Segment Start: SUPPLIED PASSAGE

Three recent deaths at the hands of Toronto police have prompted the force to launch a wide-ranging review of how they deal with the mentally ill.
Chief Bill Blair, who will take a leading role in the probe, said police must consider everything from training to the use of tasers.
“We want to do this right,” he said. “We have to look at all the circumstances to see if there is anything we can do better.”
A Globe and Mail series earlier this year found that police approaches to working with people suffering psychiatric problems varies widely from force to force. In some places, new officers get several days’ worth of training on how to “de-escalate” a situation with a mentally ill person; in others, they are trained for just one hour. In Edmonton, mental-health nurses accompany front-line officers to crisis calls.
Previous deaths over the years have prompted changes in Toronto, and the force now has several partnerships with community groups designed to help police deal with such situations. Officers receive de-escalation training every year. There are also nurses available, but they are only called in after police have secured the scene. What’s more, they cover only certain hours of the day in some parts of the city.
And many say this is not enough.
The main problem, advocates say, is how police approach people. Officers are trained to be authoritative and immediately get control of a situation, but with those suffering psychiatric problems, such tactics often serve only to ratchet up the tension.

Segment End: SUPPLIED PASSAGE

▶ **WHAT YOU NEED TO DO**
Continue the news report on the Toronto police review of how officers deal with the mentally ill from where it stops.

Segment Start: EXTRACTED ENTRIES

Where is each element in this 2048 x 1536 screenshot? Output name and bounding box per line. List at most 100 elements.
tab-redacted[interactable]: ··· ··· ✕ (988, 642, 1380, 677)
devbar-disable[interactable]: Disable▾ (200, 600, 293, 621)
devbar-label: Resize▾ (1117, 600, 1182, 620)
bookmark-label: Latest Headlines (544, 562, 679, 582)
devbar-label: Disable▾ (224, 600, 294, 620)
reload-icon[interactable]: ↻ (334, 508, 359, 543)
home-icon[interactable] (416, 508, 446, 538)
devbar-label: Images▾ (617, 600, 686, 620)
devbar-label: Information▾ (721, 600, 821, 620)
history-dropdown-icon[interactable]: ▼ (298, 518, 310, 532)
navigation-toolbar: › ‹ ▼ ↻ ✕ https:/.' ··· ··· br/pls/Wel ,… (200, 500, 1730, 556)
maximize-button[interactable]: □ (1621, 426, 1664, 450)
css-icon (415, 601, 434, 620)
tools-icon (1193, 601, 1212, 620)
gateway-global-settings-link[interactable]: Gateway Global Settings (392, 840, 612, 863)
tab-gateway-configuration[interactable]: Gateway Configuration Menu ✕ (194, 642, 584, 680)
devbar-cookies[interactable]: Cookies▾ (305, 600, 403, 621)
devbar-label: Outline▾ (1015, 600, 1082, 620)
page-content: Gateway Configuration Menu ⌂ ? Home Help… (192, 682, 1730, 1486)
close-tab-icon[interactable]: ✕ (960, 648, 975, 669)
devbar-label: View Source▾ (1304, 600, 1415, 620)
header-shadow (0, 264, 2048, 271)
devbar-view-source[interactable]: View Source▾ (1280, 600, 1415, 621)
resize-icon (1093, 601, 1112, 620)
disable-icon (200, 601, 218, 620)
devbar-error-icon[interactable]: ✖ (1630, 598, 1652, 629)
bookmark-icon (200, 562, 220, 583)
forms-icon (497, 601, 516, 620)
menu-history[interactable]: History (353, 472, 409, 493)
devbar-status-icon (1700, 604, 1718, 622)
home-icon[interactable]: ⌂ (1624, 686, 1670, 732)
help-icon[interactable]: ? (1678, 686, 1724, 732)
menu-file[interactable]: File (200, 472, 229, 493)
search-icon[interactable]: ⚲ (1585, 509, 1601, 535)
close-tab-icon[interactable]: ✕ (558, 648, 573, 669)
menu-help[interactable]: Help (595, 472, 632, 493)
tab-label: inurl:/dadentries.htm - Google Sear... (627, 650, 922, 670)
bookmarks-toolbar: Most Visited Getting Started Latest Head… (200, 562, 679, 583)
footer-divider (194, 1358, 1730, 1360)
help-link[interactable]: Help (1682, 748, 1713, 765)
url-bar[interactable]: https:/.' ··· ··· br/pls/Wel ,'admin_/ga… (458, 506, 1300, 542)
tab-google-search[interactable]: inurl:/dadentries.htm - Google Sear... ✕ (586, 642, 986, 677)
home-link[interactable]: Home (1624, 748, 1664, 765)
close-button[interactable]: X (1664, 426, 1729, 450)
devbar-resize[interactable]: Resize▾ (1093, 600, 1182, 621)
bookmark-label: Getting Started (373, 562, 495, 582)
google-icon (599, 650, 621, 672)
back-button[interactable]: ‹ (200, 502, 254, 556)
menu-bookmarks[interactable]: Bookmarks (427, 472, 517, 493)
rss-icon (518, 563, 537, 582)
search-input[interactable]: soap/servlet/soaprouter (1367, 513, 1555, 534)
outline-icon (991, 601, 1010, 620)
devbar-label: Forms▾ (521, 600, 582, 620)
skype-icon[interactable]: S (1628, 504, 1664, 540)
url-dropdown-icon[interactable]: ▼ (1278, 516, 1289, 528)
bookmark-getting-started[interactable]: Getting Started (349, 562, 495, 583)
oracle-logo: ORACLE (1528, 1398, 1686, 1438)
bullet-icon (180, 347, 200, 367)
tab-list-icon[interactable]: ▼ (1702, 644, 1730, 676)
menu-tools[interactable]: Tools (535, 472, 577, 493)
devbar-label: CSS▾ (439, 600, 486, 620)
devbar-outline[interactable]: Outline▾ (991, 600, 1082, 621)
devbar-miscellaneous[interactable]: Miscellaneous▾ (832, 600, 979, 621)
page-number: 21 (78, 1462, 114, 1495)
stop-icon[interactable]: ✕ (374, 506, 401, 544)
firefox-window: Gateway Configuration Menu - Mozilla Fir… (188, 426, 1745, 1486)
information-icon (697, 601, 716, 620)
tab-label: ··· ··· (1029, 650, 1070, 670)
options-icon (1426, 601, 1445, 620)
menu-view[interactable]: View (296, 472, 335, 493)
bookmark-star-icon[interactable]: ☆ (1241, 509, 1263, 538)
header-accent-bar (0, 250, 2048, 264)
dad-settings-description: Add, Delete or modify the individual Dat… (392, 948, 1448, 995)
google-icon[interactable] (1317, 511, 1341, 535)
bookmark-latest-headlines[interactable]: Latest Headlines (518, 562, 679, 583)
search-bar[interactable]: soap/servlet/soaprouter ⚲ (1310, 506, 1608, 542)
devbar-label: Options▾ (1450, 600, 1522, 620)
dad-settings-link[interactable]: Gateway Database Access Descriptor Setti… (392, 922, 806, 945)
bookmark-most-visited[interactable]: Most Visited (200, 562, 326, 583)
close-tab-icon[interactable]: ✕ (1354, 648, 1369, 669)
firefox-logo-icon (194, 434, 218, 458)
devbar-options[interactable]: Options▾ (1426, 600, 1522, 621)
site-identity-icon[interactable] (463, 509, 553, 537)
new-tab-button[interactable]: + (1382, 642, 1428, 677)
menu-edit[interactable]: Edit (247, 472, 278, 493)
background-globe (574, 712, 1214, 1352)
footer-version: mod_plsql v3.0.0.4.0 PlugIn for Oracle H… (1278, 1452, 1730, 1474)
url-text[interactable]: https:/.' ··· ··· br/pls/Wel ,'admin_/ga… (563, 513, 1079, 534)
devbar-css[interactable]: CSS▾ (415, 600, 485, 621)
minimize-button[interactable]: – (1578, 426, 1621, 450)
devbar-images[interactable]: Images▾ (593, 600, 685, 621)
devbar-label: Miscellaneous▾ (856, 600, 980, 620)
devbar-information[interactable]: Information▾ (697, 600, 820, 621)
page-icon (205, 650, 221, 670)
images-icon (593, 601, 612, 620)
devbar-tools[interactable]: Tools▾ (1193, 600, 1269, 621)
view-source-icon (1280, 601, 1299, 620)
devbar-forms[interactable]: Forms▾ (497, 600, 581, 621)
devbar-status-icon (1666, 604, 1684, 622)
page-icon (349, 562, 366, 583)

Segment End: EXTRACTED ENTRIES

▶ **EXPECTED OUTPUT**
At the Toronto Police Services Board Thursday, members of the public lined up to make recommendations on how the system could be fixed. Many were dressed in blue hospital gowns in tribute to Michael Eligon, a 29-year-old shot dead by police on Feb. 3 after he wandered barefoot out of Toronto East General Hospital, brandished scissors and tried to break into some houses.
The speakers, which included social service workers, activists and witnesses to police shootings, argued that police spend a disproportionately small amount of their training learning how to de-escalate tense situations compared to the amount of time they spend learning how to use their weapons.
Ex-mayor John Sewell suggested sending former psychiatric patients with police officers on radio calls to help them diffuse situations involving the mentally ill.
The board voted to review all of these suggestions.
“You have brought powerful perspectives to this issue. I was impressed with the wide range of recommendations,” Councillor Michael Thompson, the board’s vice-chair, told the presenters.
The board heard that, out of two million annual incidents to which police respond, 17,000 involve “emotionally distressed persons” – a category that includes both the mentally ill and people who are extremely agitated. In 2011, 6,664 people were apprehended under the Mental Health Act. In total, there were 64 incidents where someone was seriously injured in police custody.
Deputy Chief Mike Federico, who presented the numbers, said this showed force was used in a very limited number of cases. But, he added, police were still hoping to do better.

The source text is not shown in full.